**Directive 1:** Reproduce the whole post about George Will's BYU forum address, word for word.

Tuesday, October 22, 2013

The George Will Devotional

College students aren't expected to know much about or participate in politics. We've been branded with the stereotype that we're too busy partying and eating pizza to spend time waiting in line to vote. I don't know how accurate this description is--it could very well be right according voter statistics, but the overall disenchantment of all American citizens with the political process is unsettling. At least, for me it is.

That's why I thoroughly enjoyed George Will's forum address to BYU students on Tuesday. It shined a floodlight on the chaos stemming from a government that claims to "knows everything," from the correct price in exchange for pressing pants to the exact wage an immigrant should be making in 2014.

Speaking on "the political argument today," Will masterfully laid out the problems America faces today and in the near future. Whereas America had once borrowed money for the future, the ever expanding government has resorted to borrowing money from the future--funding billion dollar programs like Obamacare and immigration reform on the bill of our grandchildren. Watching with my friends, I felt validity for the similar personal opinions I had recently expressed to them. Now I had more than just Fox News to back me up.

**Data shown:**
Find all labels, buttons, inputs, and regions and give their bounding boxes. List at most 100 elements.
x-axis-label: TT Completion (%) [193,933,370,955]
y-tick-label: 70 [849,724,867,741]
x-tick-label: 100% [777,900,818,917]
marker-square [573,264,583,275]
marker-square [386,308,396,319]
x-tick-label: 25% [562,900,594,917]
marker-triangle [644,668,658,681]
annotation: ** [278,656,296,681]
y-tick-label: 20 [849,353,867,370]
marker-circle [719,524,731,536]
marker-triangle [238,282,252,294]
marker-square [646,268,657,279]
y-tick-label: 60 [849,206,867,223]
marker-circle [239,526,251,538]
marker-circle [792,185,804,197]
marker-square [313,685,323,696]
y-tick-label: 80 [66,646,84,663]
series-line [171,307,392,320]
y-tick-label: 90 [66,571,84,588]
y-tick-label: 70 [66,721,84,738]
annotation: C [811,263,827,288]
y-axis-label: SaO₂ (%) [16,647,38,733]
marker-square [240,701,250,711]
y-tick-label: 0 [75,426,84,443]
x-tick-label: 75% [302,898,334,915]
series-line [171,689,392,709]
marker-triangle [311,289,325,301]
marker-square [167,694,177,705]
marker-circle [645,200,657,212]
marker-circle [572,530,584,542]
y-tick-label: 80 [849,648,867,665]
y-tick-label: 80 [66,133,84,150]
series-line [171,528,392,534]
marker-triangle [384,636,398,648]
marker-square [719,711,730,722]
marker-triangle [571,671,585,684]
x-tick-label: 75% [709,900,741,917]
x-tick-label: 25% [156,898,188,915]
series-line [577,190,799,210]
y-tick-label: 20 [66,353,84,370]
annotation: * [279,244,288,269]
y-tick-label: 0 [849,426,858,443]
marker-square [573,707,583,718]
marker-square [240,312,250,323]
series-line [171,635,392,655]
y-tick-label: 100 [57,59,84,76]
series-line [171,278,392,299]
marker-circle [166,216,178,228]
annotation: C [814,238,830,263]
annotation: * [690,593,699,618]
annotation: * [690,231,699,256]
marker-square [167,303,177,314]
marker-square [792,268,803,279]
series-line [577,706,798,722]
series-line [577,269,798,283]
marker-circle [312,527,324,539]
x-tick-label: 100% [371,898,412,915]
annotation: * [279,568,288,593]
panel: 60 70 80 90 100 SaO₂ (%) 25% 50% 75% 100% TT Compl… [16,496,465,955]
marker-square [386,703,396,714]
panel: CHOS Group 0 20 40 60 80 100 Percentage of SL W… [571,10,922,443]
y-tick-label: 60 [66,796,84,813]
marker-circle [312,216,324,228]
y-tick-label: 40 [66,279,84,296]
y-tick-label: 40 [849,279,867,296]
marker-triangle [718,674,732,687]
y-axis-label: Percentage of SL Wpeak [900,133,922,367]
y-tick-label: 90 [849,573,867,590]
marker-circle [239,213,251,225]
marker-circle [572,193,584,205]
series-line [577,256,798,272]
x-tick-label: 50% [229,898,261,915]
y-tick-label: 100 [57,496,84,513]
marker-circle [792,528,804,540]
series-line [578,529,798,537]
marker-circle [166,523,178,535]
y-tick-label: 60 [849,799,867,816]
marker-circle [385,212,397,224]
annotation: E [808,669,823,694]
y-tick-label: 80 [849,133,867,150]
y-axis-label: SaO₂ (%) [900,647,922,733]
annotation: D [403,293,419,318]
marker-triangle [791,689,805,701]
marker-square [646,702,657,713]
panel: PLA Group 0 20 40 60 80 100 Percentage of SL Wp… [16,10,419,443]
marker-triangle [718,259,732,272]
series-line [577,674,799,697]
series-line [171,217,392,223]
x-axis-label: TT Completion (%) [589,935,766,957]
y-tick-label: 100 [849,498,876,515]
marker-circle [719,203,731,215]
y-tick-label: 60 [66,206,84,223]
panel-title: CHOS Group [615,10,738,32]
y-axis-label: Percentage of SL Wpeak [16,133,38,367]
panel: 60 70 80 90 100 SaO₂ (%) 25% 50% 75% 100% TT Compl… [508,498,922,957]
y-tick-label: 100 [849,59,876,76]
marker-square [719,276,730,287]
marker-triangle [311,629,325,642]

**Directive 2:** Count the lines in the records that contain the string "Wpeak". Reply with the number alone.

**Task output 1:**
Tuesday, October 22, 2013

The George Will Devotional

College students aren't expected to know much about or participate in politics. We've been branded with the stereotype that we're too busy partying and eating pizza to spend time waiting in line to vote. I don't know how accurate this description is--it could very well be right according voter statistics, but the overall disenchantment of all American citizens with the political process is unsettling. At least, for me it is.

That's why I thoroughly enjoyed George Will's forum address to BYU students on Tuesday. It shined a floodlight on the chaos stemming from a government that claims to "knows everything," from the correct price in exchange for pressing pants to the exact wage an immigrant should be making in 2014.

Speaking on "the political argument today," Will masterfully laid out the problems America faces today and in the near future. Whereas America had once borrowed money for the future, the ever expanding government has resorted to borrowing money from the future--funding billion dollar programs like Obamacare and immigration reform on the bill of our grandchildren. Watching with my friends, I felt validity for the similar personal opinions I had recently expressed to them. Now I had more than just Fox News to back me up.

**Task output 2:** 2